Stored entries
§ §
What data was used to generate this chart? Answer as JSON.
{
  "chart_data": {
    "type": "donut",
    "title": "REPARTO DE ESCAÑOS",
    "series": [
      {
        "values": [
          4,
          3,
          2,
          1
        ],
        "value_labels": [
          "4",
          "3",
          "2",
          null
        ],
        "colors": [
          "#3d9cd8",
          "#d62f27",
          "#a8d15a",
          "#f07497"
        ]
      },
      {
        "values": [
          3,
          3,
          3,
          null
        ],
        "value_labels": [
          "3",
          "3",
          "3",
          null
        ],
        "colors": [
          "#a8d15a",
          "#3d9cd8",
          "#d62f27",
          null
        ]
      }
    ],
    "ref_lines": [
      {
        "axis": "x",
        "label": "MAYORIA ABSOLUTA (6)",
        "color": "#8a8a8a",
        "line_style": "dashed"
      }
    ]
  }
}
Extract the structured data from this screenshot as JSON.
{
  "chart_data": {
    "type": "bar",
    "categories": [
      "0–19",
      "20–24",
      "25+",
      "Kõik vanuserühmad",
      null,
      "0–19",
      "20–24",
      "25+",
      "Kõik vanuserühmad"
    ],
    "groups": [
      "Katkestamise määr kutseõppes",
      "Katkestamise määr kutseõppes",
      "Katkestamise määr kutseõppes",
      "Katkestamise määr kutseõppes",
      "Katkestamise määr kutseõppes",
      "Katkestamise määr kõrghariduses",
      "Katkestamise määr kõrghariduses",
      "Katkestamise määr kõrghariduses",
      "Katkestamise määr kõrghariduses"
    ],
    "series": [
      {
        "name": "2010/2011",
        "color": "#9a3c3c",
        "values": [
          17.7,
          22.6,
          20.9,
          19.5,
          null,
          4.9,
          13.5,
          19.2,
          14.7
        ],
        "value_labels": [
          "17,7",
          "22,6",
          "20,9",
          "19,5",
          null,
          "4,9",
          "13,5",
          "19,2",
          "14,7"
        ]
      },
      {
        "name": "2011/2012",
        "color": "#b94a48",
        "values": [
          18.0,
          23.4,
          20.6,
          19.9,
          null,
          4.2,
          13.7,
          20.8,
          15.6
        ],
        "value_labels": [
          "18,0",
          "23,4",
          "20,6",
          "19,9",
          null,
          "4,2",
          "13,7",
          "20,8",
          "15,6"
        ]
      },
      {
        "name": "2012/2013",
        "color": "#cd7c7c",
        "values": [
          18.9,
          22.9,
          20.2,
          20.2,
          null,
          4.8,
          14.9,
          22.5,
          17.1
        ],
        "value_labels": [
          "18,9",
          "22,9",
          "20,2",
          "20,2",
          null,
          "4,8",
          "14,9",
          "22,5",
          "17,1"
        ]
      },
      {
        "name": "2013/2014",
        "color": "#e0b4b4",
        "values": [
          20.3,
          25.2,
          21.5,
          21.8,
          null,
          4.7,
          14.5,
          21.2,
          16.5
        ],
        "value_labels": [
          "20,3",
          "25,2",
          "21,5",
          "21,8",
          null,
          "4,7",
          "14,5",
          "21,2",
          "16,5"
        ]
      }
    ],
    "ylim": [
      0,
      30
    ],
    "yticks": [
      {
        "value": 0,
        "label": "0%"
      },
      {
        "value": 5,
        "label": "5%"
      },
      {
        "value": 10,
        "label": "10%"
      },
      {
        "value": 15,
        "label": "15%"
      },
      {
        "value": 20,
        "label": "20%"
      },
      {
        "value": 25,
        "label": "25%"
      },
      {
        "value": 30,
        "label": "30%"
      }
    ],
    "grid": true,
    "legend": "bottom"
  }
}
§ §
# [Exercise description]
Write out all records exactly, keeping every detail.

# [Output]
What data was used to generate this chart? Answer as JSON.
{
  "chart_data": {
    "type": "donut",
    "title": "REPARTO DE ESCAÑOS",
    "series": [
      {
        "values": [
          4,
          3,
          2,
          1
        ],
        "value_labels": [
          "4",
          "3",
          "2",
          null
        ],
        "colors": [
          "#3d9cd8",
          "#d62f27",
          "#a8d15a",
          "#f07497"
        ]
      },
      {
        "values": [
          3,
          3,
          3,
          null
        ],
        "value_labels": [
          "3",
          "3",
          "3",
          null
        ],
        "colors": [
          "#a8d15a",
          "#3d9cd8",
          "#d62f27",
          null
        ]
      }
    ],
    "ref_lines": [
      {
        "axis": "x",
        "label": "MAYORIA ABSOLUTA (6)",
        "color": "#8a8a8a",
        "line_style": "dashed"
      }
    ]
  }
}
Extract the structured data from this screenshot as JSON.
{
  "chart_data": {
    "type": "bar",
    "categories": [
      "0–19",
      "20–24",
      "25+",
      "Kõik vanuserühmad",
      null,
      "0–19",
      "20–24",
      "25+",
      "Kõik vanuserühmad"
    ],
    "groups": [
      "Katkestamise määr kutseõppes",
      "Katkestamise määr kutseõppes",
      "Katkestamise määr kutseõppes",
      "Katkestamise määr kutseõppes",
      "Katkestamise määr kutseõppes",
      "Katkestamise määr kõrghariduses",
      "Katkestamise määr kõrghariduses",
      "Katkestamise määr kõrghariduses",
      "Katkestamise määr kõrghariduses"
    ],
    "series": [
      {
        "name": "2010/2011",
        "color": "#9a3c3c",
        "values": [
          17.7,
          22.6,
          20.9,
          19.5,
          null,
          4.9,
          13.5,
          19.2,
          14.7
        ],
        "value_labels": [
          "17,7",
          "22,6",
          "20,9",
          "19,5",
          null,
          "4,9",
          "13,5",
          "19,2",
          "14,7"
        ]
      },
      {
        "name": "2011/2012",
        "color": "#b94a48",
        "values": [
          18.0,
          23.4,
          20.6,
          19.9,
          null,
          4.2,
          13.7,
          20.8,
          15.6
        ],
        "value_labels": [
          "18,0",
          "23,4",
          "20,6",
          "19,9",
          null,
          "4,2",
          "13,7",
          "20,8",
          "15,6"
        ]
      },
      {
        "name": "2012/2013",
        "color": "#cd7c7c",
        "values": [
          18.9,
          22.9,
          20.2,
          20.2,
          null,
          4.8,
          14.9,
          22.5,
          17.1
        ],
        "value_labels": [
          "18,9",
          "22,9",
          "20,2",
          "20,2",
          null,
          "4,8",
          "14,9",
          "22,5",
          "17,1"
        ]
      },
      {
        "name": "2013/2014",
        "color": "#e0b4b4",
        "values": [
          20.3,
          25.2,
          21.5,
          21.8,
          null,
          4.7,
          14.5,
          21.2,
          16.5
        ],
        "value_labels": [
          "20,3",
          "25,2",
          "21,5",
          "21,8",
          null,
          "4,7",
          "14,5",
          "21,2",
          "16,5"
        ]
      }
    ],
    "ylim": [
      0,
      30
    ],
    "yticks": [
      {
        "value": 0,
        "label": "0%"
      },
      {
        "value": 5,
        "label": "5%"
      },
      {
        "value": 10,
        "label": "10%"
      },
      {
        "value": 15,
        "label": "15%"
      },
      {
        "value": 20,
        "label": "20%"
      },
      {
        "value": 25,
        "label": "25%"
      },
      {
        "value": 30,
        "label": "30%"
      }
    ],
    "grid": true,
    "legend": "bottom"
  }
}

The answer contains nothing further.